> **WORK TO DO**: Pull out each line of the records holding the string "JSON".

■ ■ ■

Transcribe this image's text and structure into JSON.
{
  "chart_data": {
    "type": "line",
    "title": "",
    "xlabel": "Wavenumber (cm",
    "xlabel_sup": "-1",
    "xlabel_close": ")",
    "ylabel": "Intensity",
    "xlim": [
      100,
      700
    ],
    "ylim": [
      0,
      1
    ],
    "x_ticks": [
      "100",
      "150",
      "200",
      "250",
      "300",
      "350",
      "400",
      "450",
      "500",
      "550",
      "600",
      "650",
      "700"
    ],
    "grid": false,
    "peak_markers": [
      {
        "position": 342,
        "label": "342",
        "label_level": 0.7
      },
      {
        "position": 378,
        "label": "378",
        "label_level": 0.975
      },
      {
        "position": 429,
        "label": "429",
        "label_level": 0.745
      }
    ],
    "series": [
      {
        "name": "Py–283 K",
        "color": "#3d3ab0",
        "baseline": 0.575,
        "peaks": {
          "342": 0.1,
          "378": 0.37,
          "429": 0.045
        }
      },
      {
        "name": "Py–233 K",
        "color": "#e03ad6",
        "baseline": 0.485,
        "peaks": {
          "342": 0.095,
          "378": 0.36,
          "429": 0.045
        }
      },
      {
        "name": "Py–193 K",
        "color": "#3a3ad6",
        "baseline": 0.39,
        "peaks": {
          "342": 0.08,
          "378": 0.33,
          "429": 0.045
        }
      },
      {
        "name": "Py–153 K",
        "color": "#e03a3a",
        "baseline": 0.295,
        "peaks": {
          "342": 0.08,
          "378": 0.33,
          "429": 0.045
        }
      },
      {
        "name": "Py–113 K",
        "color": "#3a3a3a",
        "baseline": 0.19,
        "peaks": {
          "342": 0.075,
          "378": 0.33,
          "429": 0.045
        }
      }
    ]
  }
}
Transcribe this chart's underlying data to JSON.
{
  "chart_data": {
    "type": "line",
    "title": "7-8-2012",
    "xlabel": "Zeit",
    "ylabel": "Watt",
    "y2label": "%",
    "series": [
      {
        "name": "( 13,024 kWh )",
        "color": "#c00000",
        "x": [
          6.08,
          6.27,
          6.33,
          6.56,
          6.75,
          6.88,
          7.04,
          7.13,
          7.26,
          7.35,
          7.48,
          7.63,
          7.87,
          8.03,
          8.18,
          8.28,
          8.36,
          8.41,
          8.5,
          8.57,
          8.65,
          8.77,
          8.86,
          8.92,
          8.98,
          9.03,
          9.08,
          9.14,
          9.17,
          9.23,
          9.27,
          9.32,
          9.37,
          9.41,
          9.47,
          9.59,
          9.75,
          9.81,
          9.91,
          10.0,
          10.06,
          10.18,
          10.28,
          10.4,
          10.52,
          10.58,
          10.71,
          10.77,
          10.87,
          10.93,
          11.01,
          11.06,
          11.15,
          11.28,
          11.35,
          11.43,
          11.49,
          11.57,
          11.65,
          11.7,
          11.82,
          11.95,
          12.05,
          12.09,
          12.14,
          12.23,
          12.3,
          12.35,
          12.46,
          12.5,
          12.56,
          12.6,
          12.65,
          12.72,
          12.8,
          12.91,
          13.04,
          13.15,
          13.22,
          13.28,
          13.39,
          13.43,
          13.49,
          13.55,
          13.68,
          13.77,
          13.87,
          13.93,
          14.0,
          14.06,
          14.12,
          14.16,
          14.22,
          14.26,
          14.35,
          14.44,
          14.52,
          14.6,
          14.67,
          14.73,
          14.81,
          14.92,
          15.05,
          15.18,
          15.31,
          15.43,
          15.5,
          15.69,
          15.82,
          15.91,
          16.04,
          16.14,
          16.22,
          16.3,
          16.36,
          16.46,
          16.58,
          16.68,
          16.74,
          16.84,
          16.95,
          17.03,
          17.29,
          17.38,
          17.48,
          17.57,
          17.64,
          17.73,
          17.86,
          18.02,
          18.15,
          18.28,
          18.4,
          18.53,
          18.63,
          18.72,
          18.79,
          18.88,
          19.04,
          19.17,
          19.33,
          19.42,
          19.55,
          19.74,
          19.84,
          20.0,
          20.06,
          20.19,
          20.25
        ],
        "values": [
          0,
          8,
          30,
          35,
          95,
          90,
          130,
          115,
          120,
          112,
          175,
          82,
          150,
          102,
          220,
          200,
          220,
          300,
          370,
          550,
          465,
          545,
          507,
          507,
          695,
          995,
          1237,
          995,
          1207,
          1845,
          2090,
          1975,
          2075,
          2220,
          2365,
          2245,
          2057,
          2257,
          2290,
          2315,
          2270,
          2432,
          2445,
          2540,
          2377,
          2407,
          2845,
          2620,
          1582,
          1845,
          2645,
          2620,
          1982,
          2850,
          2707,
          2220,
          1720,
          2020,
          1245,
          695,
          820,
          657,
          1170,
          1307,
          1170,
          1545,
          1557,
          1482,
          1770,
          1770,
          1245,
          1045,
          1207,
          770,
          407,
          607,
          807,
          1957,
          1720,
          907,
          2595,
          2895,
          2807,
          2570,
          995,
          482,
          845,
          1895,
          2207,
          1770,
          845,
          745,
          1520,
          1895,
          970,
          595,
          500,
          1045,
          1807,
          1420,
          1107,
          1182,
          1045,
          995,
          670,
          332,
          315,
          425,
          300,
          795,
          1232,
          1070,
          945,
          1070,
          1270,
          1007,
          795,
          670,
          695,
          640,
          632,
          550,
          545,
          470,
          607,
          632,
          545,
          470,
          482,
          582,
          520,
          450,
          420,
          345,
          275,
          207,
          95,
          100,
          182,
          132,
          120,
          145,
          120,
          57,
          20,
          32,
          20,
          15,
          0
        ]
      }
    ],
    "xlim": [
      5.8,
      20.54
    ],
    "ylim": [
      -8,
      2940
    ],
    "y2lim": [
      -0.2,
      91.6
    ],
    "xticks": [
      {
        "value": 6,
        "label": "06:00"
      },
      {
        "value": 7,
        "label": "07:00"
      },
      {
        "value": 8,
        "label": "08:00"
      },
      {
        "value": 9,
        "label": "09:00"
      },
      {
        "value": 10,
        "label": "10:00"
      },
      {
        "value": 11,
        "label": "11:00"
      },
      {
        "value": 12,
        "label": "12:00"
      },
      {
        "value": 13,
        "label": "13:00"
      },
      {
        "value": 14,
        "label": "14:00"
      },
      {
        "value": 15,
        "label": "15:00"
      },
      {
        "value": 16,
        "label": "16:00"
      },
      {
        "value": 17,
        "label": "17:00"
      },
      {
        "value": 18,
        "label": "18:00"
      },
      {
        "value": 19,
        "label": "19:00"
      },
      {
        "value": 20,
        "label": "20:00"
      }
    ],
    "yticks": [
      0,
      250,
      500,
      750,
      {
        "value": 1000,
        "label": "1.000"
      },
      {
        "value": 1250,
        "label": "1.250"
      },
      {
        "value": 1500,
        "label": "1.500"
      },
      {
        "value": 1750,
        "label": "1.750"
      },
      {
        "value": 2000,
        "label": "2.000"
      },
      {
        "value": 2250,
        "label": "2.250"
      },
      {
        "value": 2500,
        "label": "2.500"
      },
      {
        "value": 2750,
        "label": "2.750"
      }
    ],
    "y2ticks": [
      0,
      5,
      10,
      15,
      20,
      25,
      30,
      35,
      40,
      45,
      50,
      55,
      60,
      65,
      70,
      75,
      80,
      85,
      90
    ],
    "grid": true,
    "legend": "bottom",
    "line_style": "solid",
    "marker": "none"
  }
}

■ ■ ■

> **EXPECTED OUTPUT**:
Transcribe this image's text and structure into JSON.
Transcribe this chart's underlying data to JSON.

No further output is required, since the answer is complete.